━━━ RAW DATA ━━━

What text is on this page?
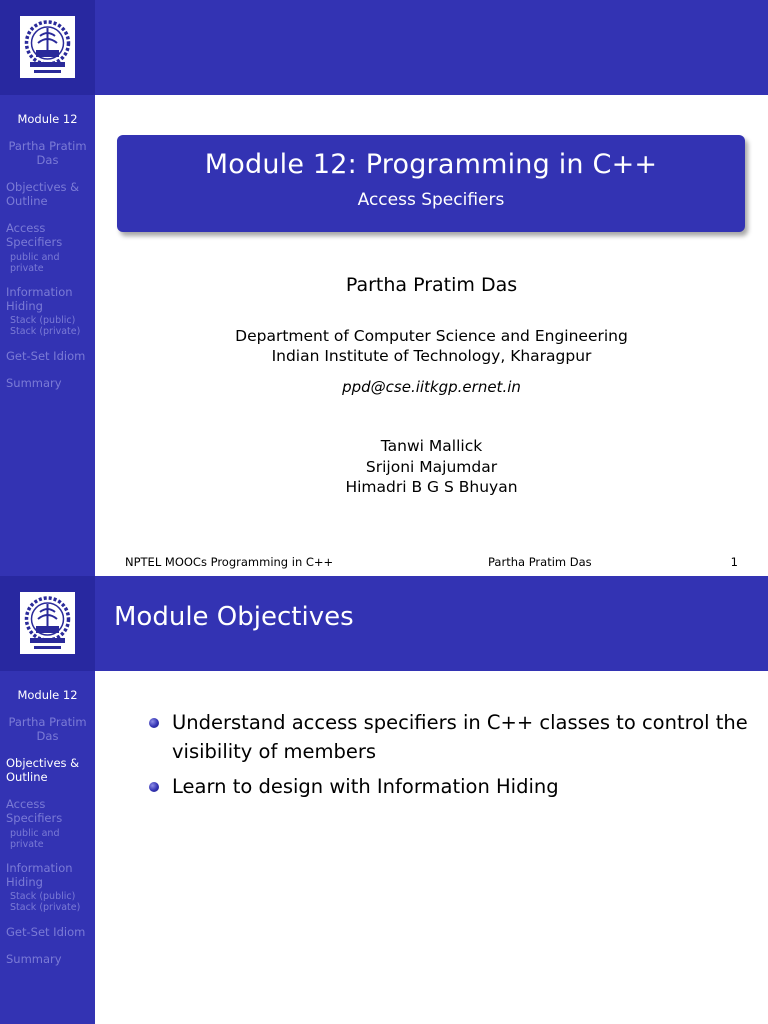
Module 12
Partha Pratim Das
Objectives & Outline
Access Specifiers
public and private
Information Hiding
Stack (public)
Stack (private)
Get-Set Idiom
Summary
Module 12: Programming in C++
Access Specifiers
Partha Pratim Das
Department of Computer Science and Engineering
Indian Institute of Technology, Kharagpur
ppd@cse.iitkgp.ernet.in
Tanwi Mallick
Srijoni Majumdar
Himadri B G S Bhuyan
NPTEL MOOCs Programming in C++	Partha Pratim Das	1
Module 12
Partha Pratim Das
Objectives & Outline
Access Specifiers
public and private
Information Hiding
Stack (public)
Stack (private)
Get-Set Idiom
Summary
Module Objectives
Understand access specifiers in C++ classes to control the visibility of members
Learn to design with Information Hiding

━━━

Nothing but the pictures may be dropped; output the records above exactly.

**WRITTEN ANSWER**
What text is on this page?
Module 12
Partha Pratim Das
Objectives & Outline
Access Specifiers
public and private
Information Hiding
Stack (public)
Stack (private)
Get-Set Idiom
Summary
Module 12: Programming in C++
Access Specifiers
Partha Pratim Das
Department of Computer Science and Engineering
Indian Institute of Technology, Kharagpur
ppd@cse.iitkgp.ernet.in
Tanwi Mallick
Srijoni Majumdar
Himadri B G S Bhuyan
NPTEL MOOCs Programming in C++	Partha Pratim Das	1
Module 12
Partha Pratim Das
Objectives & Outline
Access Specifiers
public and private
Information Hiding
Stack (public)
Stack (private)
Get-Set Idiom
Summary
Module Objectives
Understand access specifiers in C++ classes to control the visibility of members
Learn to design with Information Hiding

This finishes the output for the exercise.